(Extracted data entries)

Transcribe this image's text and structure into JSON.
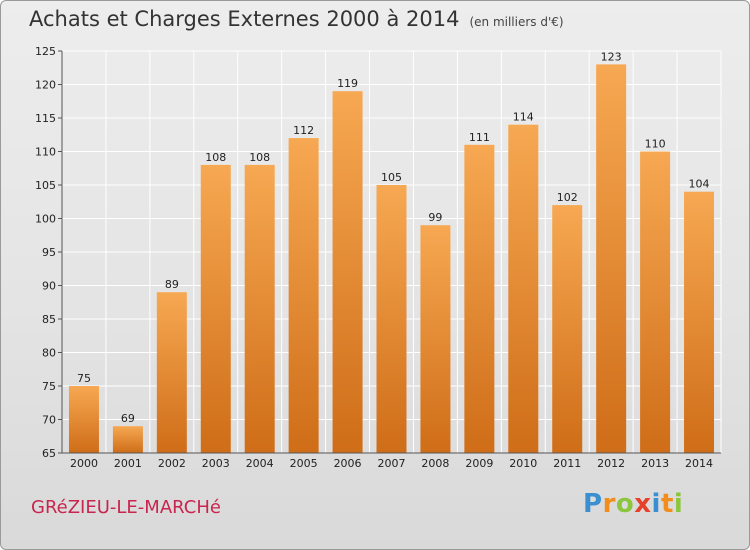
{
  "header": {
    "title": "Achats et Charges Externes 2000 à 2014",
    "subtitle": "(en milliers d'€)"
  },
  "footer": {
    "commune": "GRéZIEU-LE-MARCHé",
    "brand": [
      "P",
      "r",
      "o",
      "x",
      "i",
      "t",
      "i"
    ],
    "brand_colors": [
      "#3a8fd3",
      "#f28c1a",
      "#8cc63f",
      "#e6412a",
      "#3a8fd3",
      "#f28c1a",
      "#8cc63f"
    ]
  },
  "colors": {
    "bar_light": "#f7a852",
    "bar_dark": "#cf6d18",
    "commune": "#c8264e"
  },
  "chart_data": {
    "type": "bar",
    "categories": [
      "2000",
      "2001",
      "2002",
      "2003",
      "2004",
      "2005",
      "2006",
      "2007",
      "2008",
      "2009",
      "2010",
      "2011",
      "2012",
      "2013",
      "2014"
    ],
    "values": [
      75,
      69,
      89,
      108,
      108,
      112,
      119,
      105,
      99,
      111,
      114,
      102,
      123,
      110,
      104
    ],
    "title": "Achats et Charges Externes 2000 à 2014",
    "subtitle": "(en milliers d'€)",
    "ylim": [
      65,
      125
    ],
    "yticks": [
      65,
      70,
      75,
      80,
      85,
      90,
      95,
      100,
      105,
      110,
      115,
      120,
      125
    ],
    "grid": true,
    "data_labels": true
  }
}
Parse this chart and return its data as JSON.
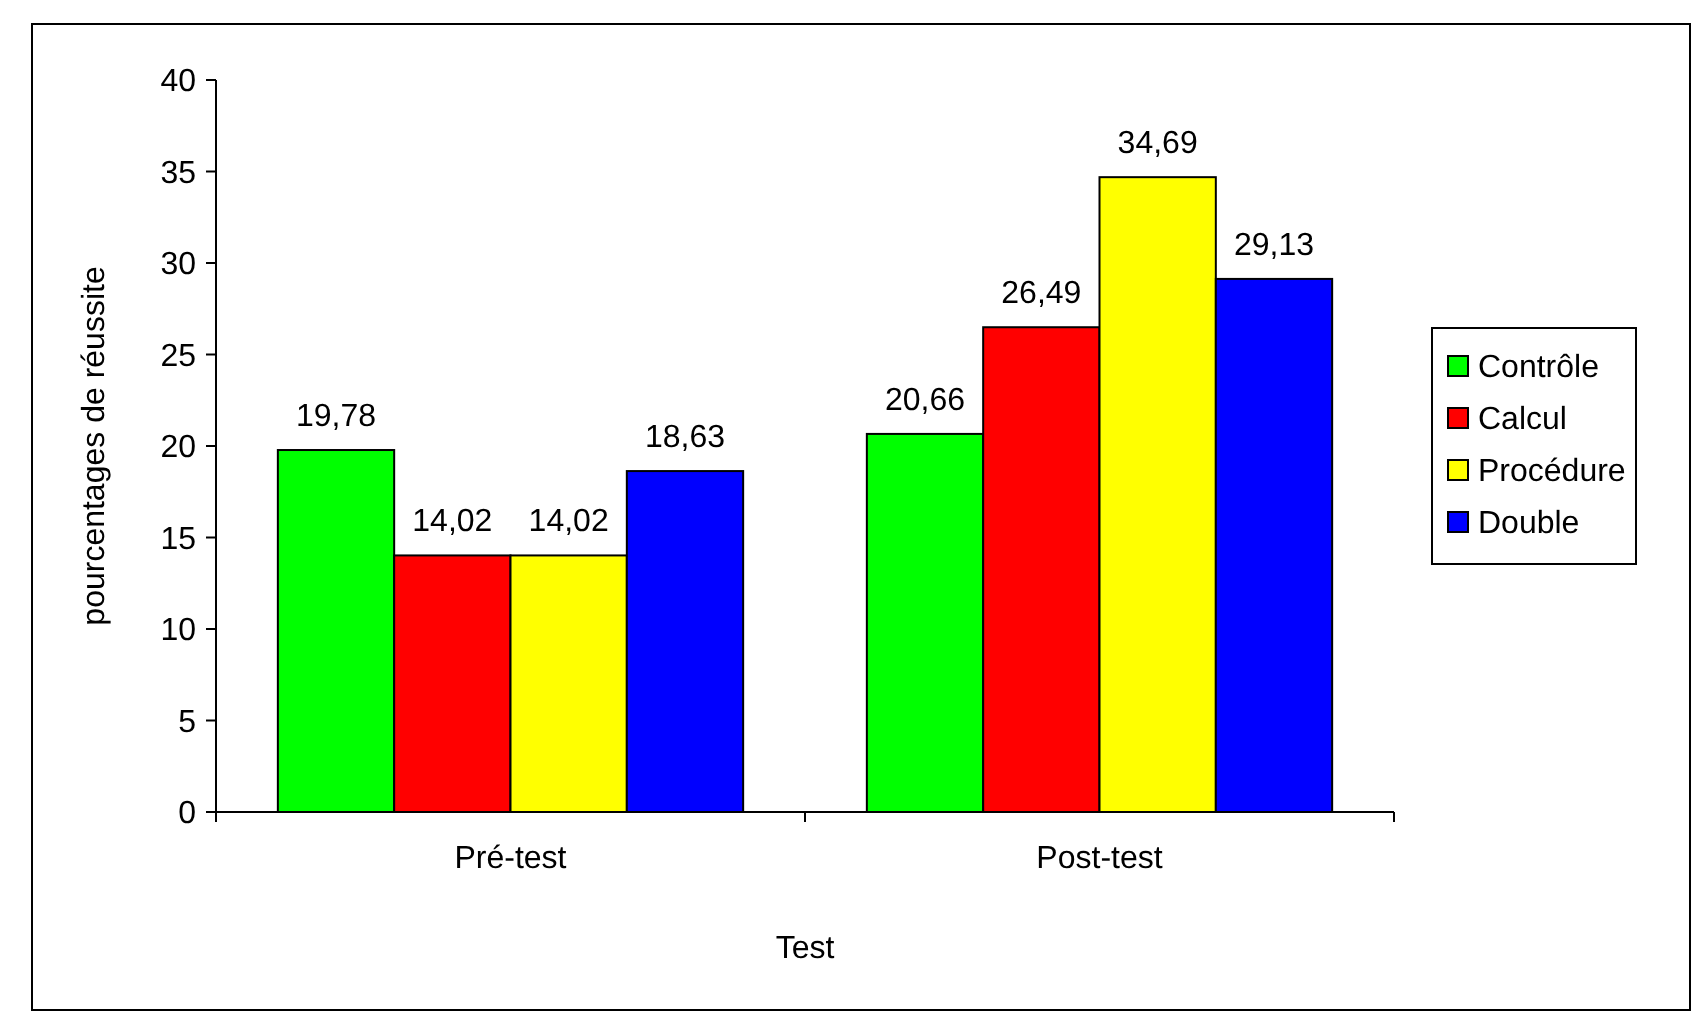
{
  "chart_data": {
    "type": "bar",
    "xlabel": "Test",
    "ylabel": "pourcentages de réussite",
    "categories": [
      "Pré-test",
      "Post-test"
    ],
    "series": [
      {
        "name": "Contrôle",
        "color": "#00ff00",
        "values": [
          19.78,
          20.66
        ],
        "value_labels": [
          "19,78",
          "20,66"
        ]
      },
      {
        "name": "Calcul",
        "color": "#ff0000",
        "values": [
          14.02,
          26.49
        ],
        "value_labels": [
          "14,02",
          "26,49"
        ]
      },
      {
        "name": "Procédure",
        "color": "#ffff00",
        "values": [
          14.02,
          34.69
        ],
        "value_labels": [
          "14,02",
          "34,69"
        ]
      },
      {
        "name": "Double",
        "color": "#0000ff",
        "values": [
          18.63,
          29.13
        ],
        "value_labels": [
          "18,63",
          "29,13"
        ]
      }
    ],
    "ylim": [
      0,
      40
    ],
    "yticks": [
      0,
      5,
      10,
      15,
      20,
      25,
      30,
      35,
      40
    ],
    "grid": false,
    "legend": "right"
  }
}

### PROBLEM DESCRIPTION
Every entry above needs to be retyped exactly; drop the pictures.

### RESULT FOR THIS TASK
Transcribe this image's text and structure into JSON.
{
  "header": {
    "title": "Achats et Charges Externes 2000 à 2014",
    "subtitle": "(en milliers d'€)"
  },
  "footer": {
    "commune": "GRéZIEU-LE-MARCHé",
    "brand": [
      "P",
      "r",
      "o",
      "x",
      "i",
      "t",
      "i"
    ],
    "brand_colors": [
      "#3a8fd3",
      "#f28c1a",
      "#8cc63f",
      "#e6412a",
      "#3a8fd3",
      "#f28c1a",
      "#8cc63f"
    ]
  },
  "colors": {
    "bar_light": "#f7a852",
    "bar_dark": "#cf6d18",
    "commune": "#c8264e"
  },
  "chart_data": {
    "type": "bar",
    "categories": [
      "2000",
      "2001",
      "2002",
      "2003",
      "2004",
      "2005",
      "2006",
      "2007",
      "2008",
      "2009",
      "2010",
      "2011",
      "2012",
      "2013",
      "2014"
    ],
    "values": [
      75,
      69,
      89,
      108,
      108,
      112,
      119,
      105,
      99,
      111,
      114,
      102,
      123,
      110,
      104
    ],
    "title": "Achats et Charges Externes 2000 à 2014",
    "subtitle": "(en milliers d'€)",
    "ylim": [
      65,
      125
    ],
    "yticks": [
      65,
      70,
      75,
      80,
      85,
      90,
      95,
      100,
      105,
      110,
      115,
      120,
      125
    ],
    "grid": true,
    "data_labels": true
  }
}
Parse this chart and return its data as JSON.
{
  "chart_data": {
    "type": "bar",
    "xlabel": "Test",
    "ylabel": "pourcentages de réussite",
    "categories": [
      "Pré-test",
      "Post-test"
    ],
    "series": [
      {
        "name": "Contrôle",
        "color": "#00ff00",
        "values": [
          19.78,
          20.66
        ],
        "value_labels": [
          "19,78",
          "20,66"
        ]
      },
      {
        "name": "Calcul",
        "color": "#ff0000",
        "values": [
          14.02,
          26.49
        ],
        "value_labels": [
          "14,02",
          "26,49"
        ]
      },
      {
        "name": "Procédure",
        "color": "#ffff00",
        "values": [
          14.02,
          34.69
        ],
        "value_labels": [
          "14,02",
          "34,69"
        ]
      },
      {
        "name": "Double",
        "color": "#0000ff",
        "values": [
          18.63,
          29.13
        ],
        "value_labels": [
          "18,63",
          "29,13"
        ]
      }
    ],
    "ylim": [
      0,
      40
    ],
    "yticks": [
      0,
      5,
      10,
      15,
      20,
      25,
      30,
      35,
      40
    ],
    "grid": false,
    "legend": "right"
  }
}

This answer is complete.